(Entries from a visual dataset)
════════════════
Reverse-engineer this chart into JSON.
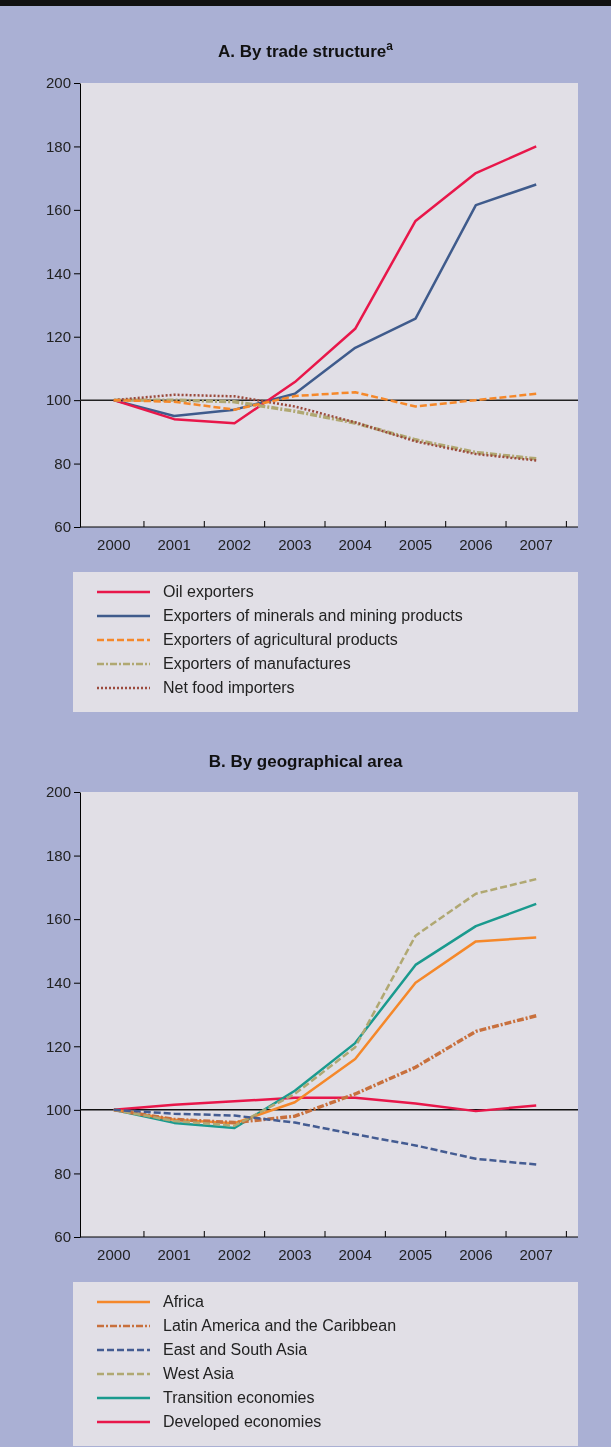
{
  "chart_data": [
    {
      "type": "line",
      "title": "A. By trade structure$^{a}$",
      "categories": [
        "2000",
        "2001",
        "2002",
        "2003",
        "2004",
        "2005",
        "2006",
        "2007"
      ],
      "ylim": [
        60,
        200
      ],
      "yticks": [
        60,
        80,
        100,
        120,
        140,
        160,
        180,
        200
      ],
      "grid": false,
      "legend": "bottom",
      "ref_lines": [
        {
          "axis": "y",
          "value": 100,
          "color": "#222222"
        }
      ],
      "series": [
        {
          "name": "Oil exporters",
          "color": "#e8174a",
          "line_style": "solid",
          "values": [
            100,
            94,
            92.7,
            105.7,
            122.5,
            156.5,
            171.6,
            180
          ]
        },
        {
          "name": "Exporters of minerals and mining products",
          "color": "#3f5b8c",
          "line_style": "solid",
          "values": [
            100,
            95,
            97,
            102,
            116.5,
            125.7,
            161.5,
            168
          ]
        },
        {
          "name": "Exporters of agricultural products",
          "color": "#f5882a",
          "line_style": "dashed",
          "values": [
            100,
            99.5,
            97,
            101.3,
            102.5,
            98,
            100,
            102
          ]
        },
        {
          "name": "Exporters of manufactures",
          "color": "#b0a872",
          "line_style": "dashdot",
          "values": [
            100,
            100,
            99.5,
            96.5,
            92.8,
            87.5,
            83.5,
            81.5
          ]
        },
        {
          "name": "Net food importers",
          "color": "#9b4a3c",
          "line_style": "dotted",
          "values": [
            100,
            101.7,
            101.2,
            98,
            93,
            87,
            83,
            81
          ]
        }
      ]
    },
    {
      "type": "line",
      "title": "B. By geographical area",
      "categories": [
        "2000",
        "2001",
        "2002",
        "2003",
        "2004",
        "2005",
        "2006",
        "2007"
      ],
      "ylim": [
        60,
        200
      ],
      "yticks": [
        60,
        80,
        100,
        120,
        140,
        160,
        180,
        200
      ],
      "grid": false,
      "legend": "bottom",
      "ref_lines": [
        {
          "axis": "y",
          "value": 100,
          "color": "#111111"
        }
      ],
      "series": [
        {
          "name": "Africa",
          "color": "#f5882a",
          "line_style": "solid",
          "values": [
            100,
            96.9,
            95.8,
            102.4,
            116,
            140,
            153,
            154.2
          ]
        },
        {
          "name": "Latin America and the Caribbean",
          "color": "#c8703d",
          "line_style": "dashdot",
          "values": [
            100,
            97,
            96,
            98,
            105,
            113.4,
            124.7,
            129.6
          ]
        },
        {
          "name": "East and South Asia",
          "color": "#445c92",
          "line_style": "dashed",
          "values": [
            100,
            98.8,
            98.2,
            96,
            92.3,
            88.8,
            84.6,
            82.8
          ]
        },
        {
          "name": "West Asia",
          "color": "#b0a872",
          "line_style": "dashed",
          "values": [
            100,
            96.5,
            95,
            105,
            119.7,
            154.8,
            168,
            172.6
          ]
        },
        {
          "name": "Transition economies",
          "color": "#1a9a8e",
          "line_style": "solid",
          "values": [
            100,
            95.9,
            94.3,
            106,
            121,
            145.6,
            157.8,
            164.8
          ]
        },
        {
          "name": "Developed economies",
          "color": "#e8174a",
          "line_style": "solid",
          "values": [
            100,
            101.6,
            102.7,
            103.8,
            103.8,
            102,
            99.6,
            101.4
          ]
        }
      ]
    }
  ]
}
════════════════
- Problem statement
Transcribe the records word for word and include no pictures.

- Output for this task
Reverse-engineer this chart into JSON.
{
  "chart_data": [
    {
      "type": "line",
      "title": "A. By trade structure$^{a}$",
      "categories": [
        "2000",
        "2001",
        "2002",
        "2003",
        "2004",
        "2005",
        "2006",
        "2007"
      ],
      "ylim": [
        60,
        200
      ],
      "yticks": [
        60,
        80,
        100,
        120,
        140,
        160,
        180,
        200
      ],
      "grid": false,
      "legend": "bottom",
      "ref_lines": [
        {
          "axis": "y",
          "value": 100,
          "color": "#222222"
        }
      ],
      "series": [
        {
          "name": "Oil exporters",
          "color": "#e8174a",
          "line_style": "solid",
          "values": [
            100,
            94,
            92.7,
            105.7,
            122.5,
            156.5,
            171.6,
            180
          ]
        },
        {
          "name": "Exporters of minerals and mining products",
          "color": "#3f5b8c",
          "line_style": "solid",
          "values": [
            100,
            95,
            97,
            102,
            116.5,
            125.7,
            161.5,
            168
          ]
        },
        {
          "name": "Exporters of agricultural products",
          "color": "#f5882a",
          "line_style": "dashed",
          "values": [
            100,
            99.5,
            97,
            101.3,
            102.5,
            98,
            100,
            102
          ]
        },
        {
          "name": "Exporters of manufactures",
          "color": "#b0a872",
          "line_style": "dashdot",
          "values": [
            100,
            100,
            99.5,
            96.5,
            92.8,
            87.5,
            83.5,
            81.5
          ]
        },
        {
          "name": "Net food importers",
          "color": "#9b4a3c",
          "line_style": "dotted",
          "values": [
            100,
            101.7,
            101.2,
            98,
            93,
            87,
            83,
            81
          ]
        }
      ]
    },
    {
      "type": "line",
      "title": "B. By geographical area",
      "categories": [
        "2000",
        "2001",
        "2002",
        "2003",
        "2004",
        "2005",
        "2006",
        "2007"
      ],
      "ylim": [
        60,
        200
      ],
      "yticks": [
        60,
        80,
        100,
        120,
        140,
        160,
        180,
        200
      ],
      "grid": false,
      "legend": "bottom",
      "ref_lines": [
        {
          "axis": "y",
          "value": 100,
          "color": "#111111"
        }
      ],
      "series": [
        {
          "name": "Africa",
          "color": "#f5882a",
          "line_style": "solid",
          "values": [
            100,
            96.9,
            95.8,
            102.4,
            116,
            140,
            153,
            154.2
          ]
        },
        {
          "name": "Latin America and the Caribbean",
          "color": "#c8703d",
          "line_style": "dashdot",
          "values": [
            100,
            97,
            96,
            98,
            105,
            113.4,
            124.7,
            129.6
          ]
        },
        {
          "name": "East and South Asia",
          "color": "#445c92",
          "line_style": "dashed",
          "values": [
            100,
            98.8,
            98.2,
            96,
            92.3,
            88.8,
            84.6,
            82.8
          ]
        },
        {
          "name": "West Asia",
          "color": "#b0a872",
          "line_style": "dashed",
          "values": [
            100,
            96.5,
            95,
            105,
            119.7,
            154.8,
            168,
            172.6
          ]
        },
        {
          "name": "Transition economies",
          "color": "#1a9a8e",
          "line_style": "solid",
          "values": [
            100,
            95.9,
            94.3,
            106,
            121,
            145.6,
            157.8,
            164.8
          ]
        },
        {
          "name": "Developed economies",
          "color": "#e8174a",
          "line_style": "solid",
          "values": [
            100,
            101.6,
            102.7,
            103.8,
            103.8,
            102,
            99.6,
            101.4
          ]
        }
      ]
    }
  ]
}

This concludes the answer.